DATA LINES:
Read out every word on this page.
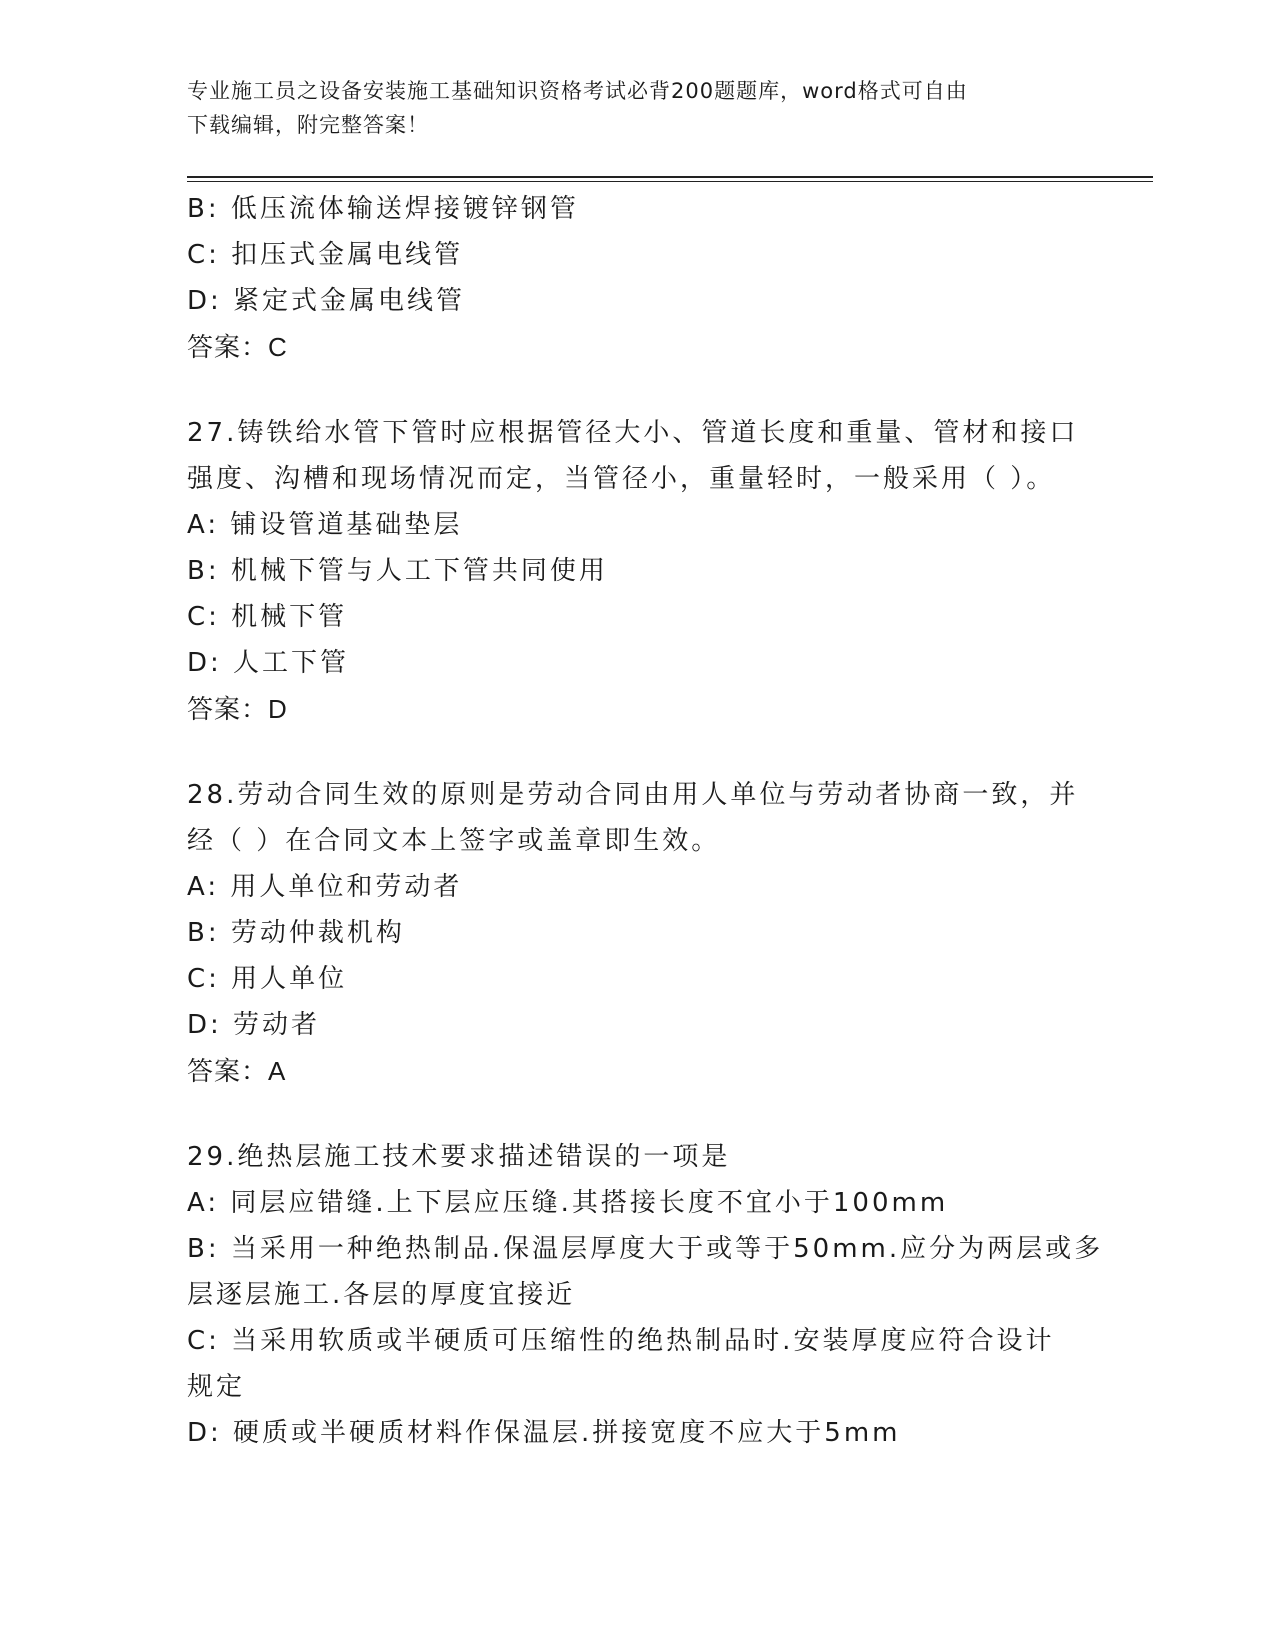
专业施工员之设备安装施工基础知识资格考试必背200题题库，word格式可自由
下载编辑，附完整答案！

B: 低压流体输送焊接镀锌钢管

C: 扣压式金属电线管

D: 紧定式金属电线管

答案：C

27.铸铁给水管下管时应根据管径大小、管道长度和重量、管材和接口

强度、沟槽和现场情况而定，当管径小，重量轻时，一般采用（ ）。

A: 铺设管道基础垫层

B: 机械下管与人工下管共同使用

C: 机械下管

D: 人工下管

答案：D

28.劳动合同生效的原则是劳动合同由用人单位与劳动者协商一致，并

经（ ）在合同文本上签字或盖章即生效。

A: 用人单位和劳动者

B: 劳动仲裁机构

C: 用人单位

D: 劳动者

答案：A

29.绝热层施工技术要求描述错误的一项是

A: 同层应错缝.上下层应压缝.其搭接长度不宜小于100mm

B: 当采用一种绝热制品.保温层厚度大于或等于50mm.应分为两层或多

层逐层施工.各层的厚度宜接近

C: 当采用软质或半硬质可压缩性的绝热制品时.安装厚度应符合设计

规定

D: 硬质或半硬质材料作保温层.拼接宽度不应大于5mm
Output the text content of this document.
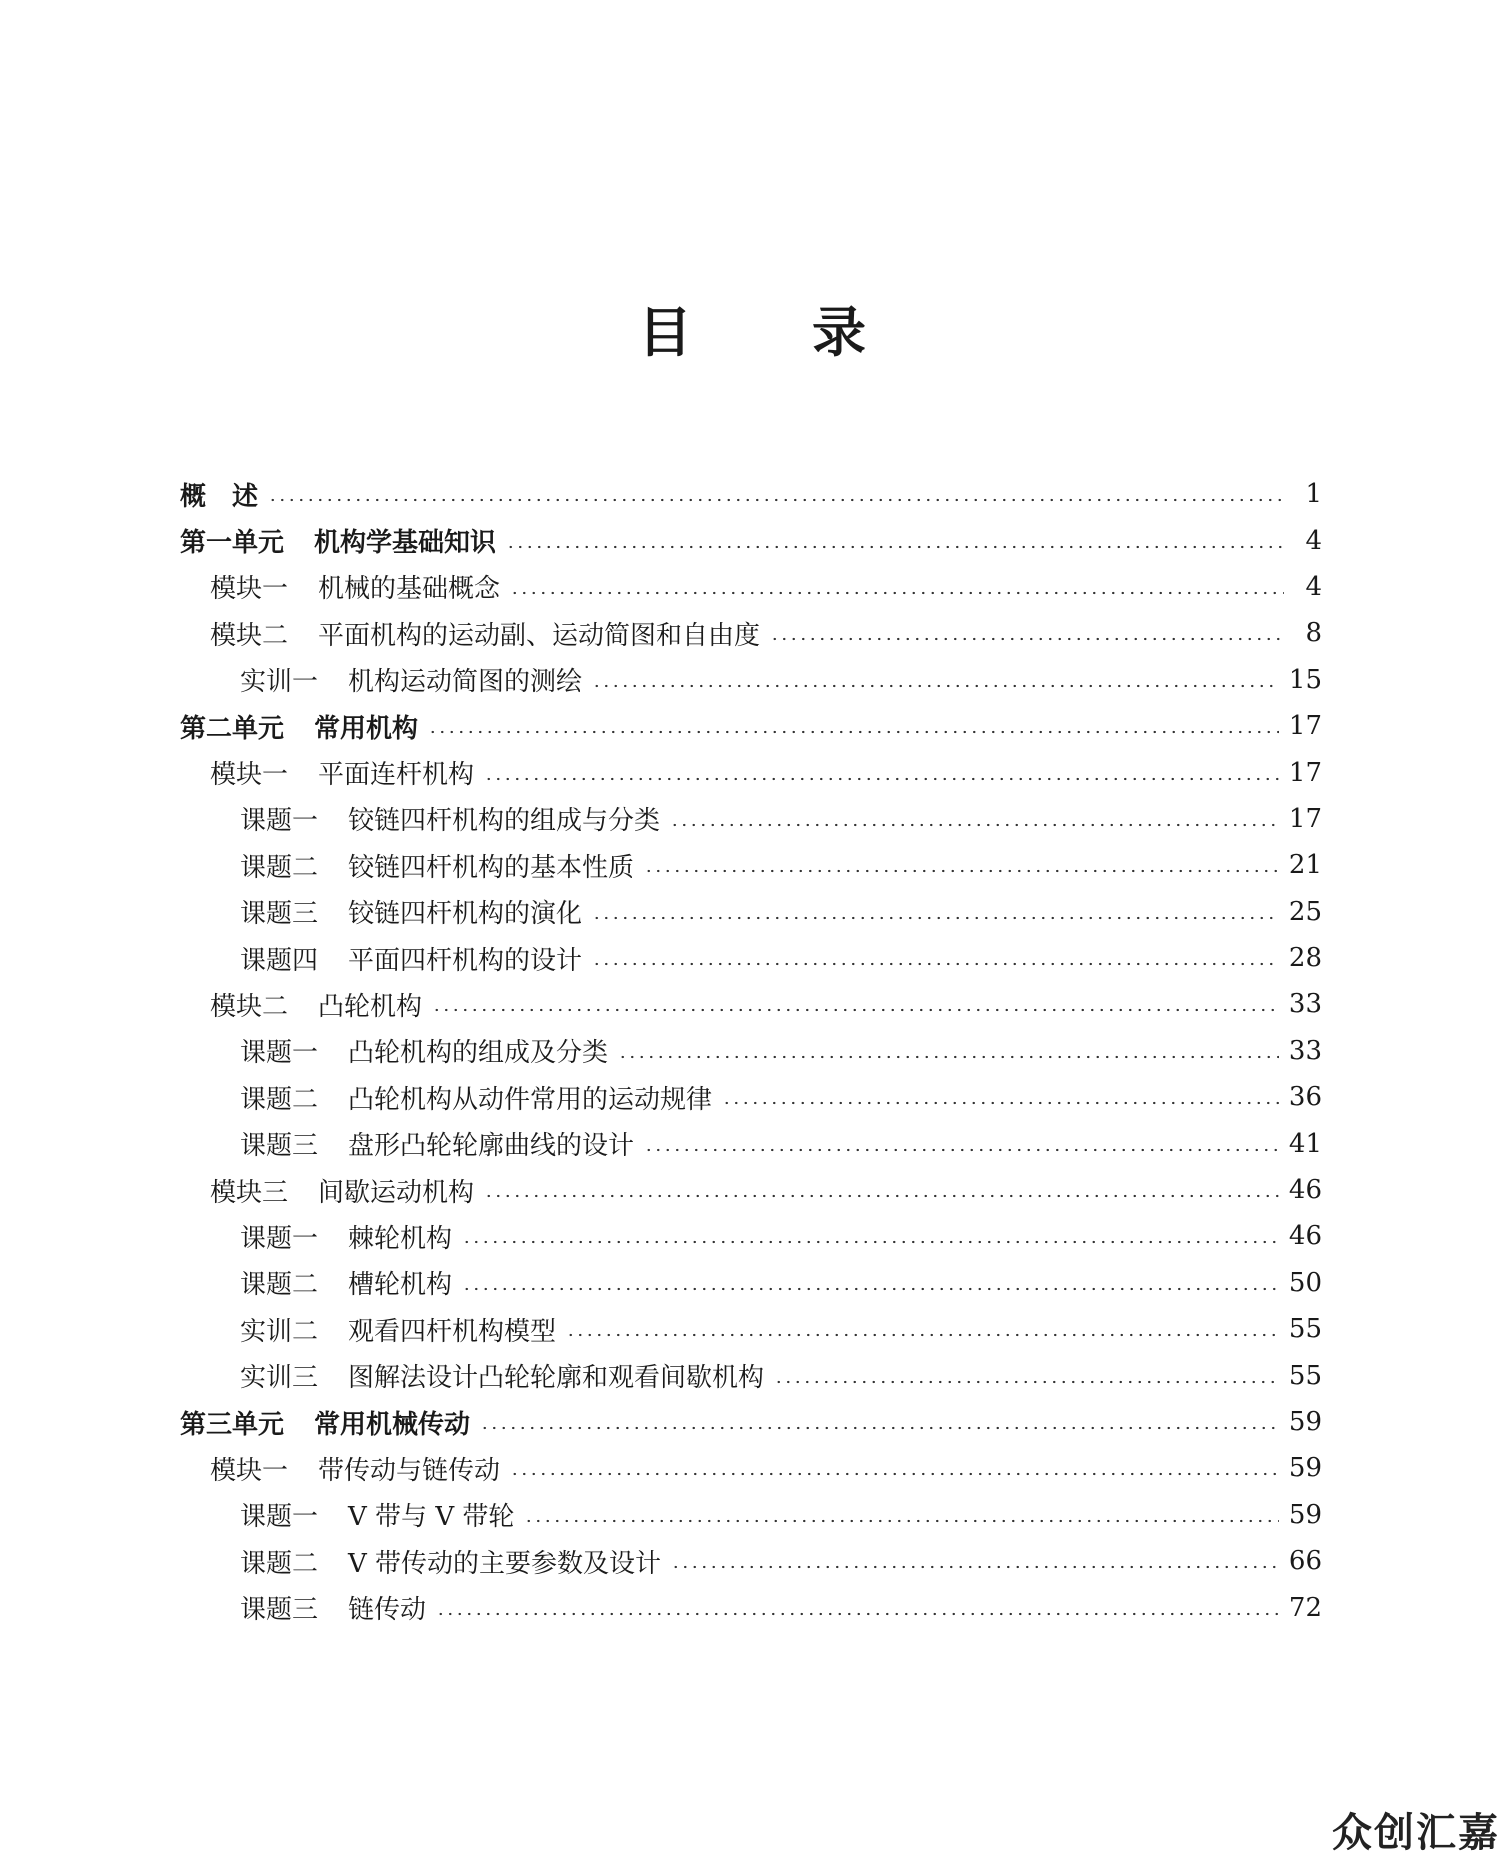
目 录
概　述	1
第一单元 机构学基础知识	4
模块一 机械的基础概念	4
模块二 平面机构的运动副、运动简图和自由度	8
实训一 机构运动简图的测绘	15
第二单元 常用机构	17
模块一 平面连杆机构	17
课题一 铰链四杆机构的组成与分类	17
课题二 铰链四杆机构的基本性质	21
课题三 铰链四杆机构的演化	25
课题四 平面四杆机构的设计	28
模块二 凸轮机构	33
课题一 凸轮机构的组成及分类	33
课题二 凸轮机构从动件常用的运动规律	36
课题三 盘形凸轮轮廓曲线的设计	41
模块三 间歇运动机构	46
课题一 棘轮机构	46
课题二 槽轮机构	50
实训二 观看四杆机构模型	55
实训三 图解法设计凸轮轮廓和观看间歇机构	55
第三单元 常用机械传动	59
模块一 带传动与链传动	59
课题一 V 带与 V 带轮	59
课题二 V 带传动的主要参数及设计	66
课题三 链传动	72
众创汇嘉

SHORT TASK: Leave out the pictures and copy every record above exactly.

ANSWER IN FULL:
Read out every word on this page.
专业施工员之设备安装施工基础知识资格考试必背200题题库，word格式可自由
下载编辑，附完整答案！

B: 低压流体输送焊接镀锌钢管

C: 扣压式金属电线管

D: 紧定式金属电线管

答案：C

27.铸铁给水管下管时应根据管径大小、管道长度和重量、管材和接口

强度、沟槽和现场情况而定，当管径小，重量轻时，一般采用（ ）。

A: 铺设管道基础垫层

B: 机械下管与人工下管共同使用

C: 机械下管

D: 人工下管

答案：D

28.劳动合同生效的原则是劳动合同由用人单位与劳动者协商一致，并

经（ ）在合同文本上签字或盖章即生效。

A: 用人单位和劳动者

B: 劳动仲裁机构

C: 用人单位

D: 劳动者

答案：A

29.绝热层施工技术要求描述错误的一项是

A: 同层应错缝.上下层应压缝.其搭接长度不宜小于100mm

B: 当采用一种绝热制品.保温层厚度大于或等于50mm.应分为两层或多

层逐层施工.各层的厚度宜接近

C: 当采用软质或半硬质可压缩性的绝热制品时.安装厚度应符合设计

规定

D: 硬质或半硬质材料作保温层.拼接宽度不应大于5mm
Output the text content of this document.
目 录
概　述	1
第一单元 机构学基础知识	4
模块一 机械的基础概念	4
模块二 平面机构的运动副、运动简图和自由度	8
实训一 机构运动简图的测绘	15
第二单元 常用机构	17
模块一 平面连杆机构	17
课题一 铰链四杆机构的组成与分类	17
课题二 铰链四杆机构的基本性质	21
课题三 铰链四杆机构的演化	25
课题四 平面四杆机构的设计	28
模块二 凸轮机构	33
课题一 凸轮机构的组成及分类	33
课题二 凸轮机构从动件常用的运动规律	36
课题三 盘形凸轮轮廓曲线的设计	41
模块三 间歇运动机构	46
课题一 棘轮机构	46
课题二 槽轮机构	50
实训二 观看四杆机构模型	55
实训三 图解法设计凸轮轮廓和观看间歇机构	55
第三单元 常用机械传动	59
模块一 带传动与链传动	59
课题一 V 带与 V 带轮	59
课题二 V 带传动的主要参数及设计	66
课题三 链传动	72
众创汇嘉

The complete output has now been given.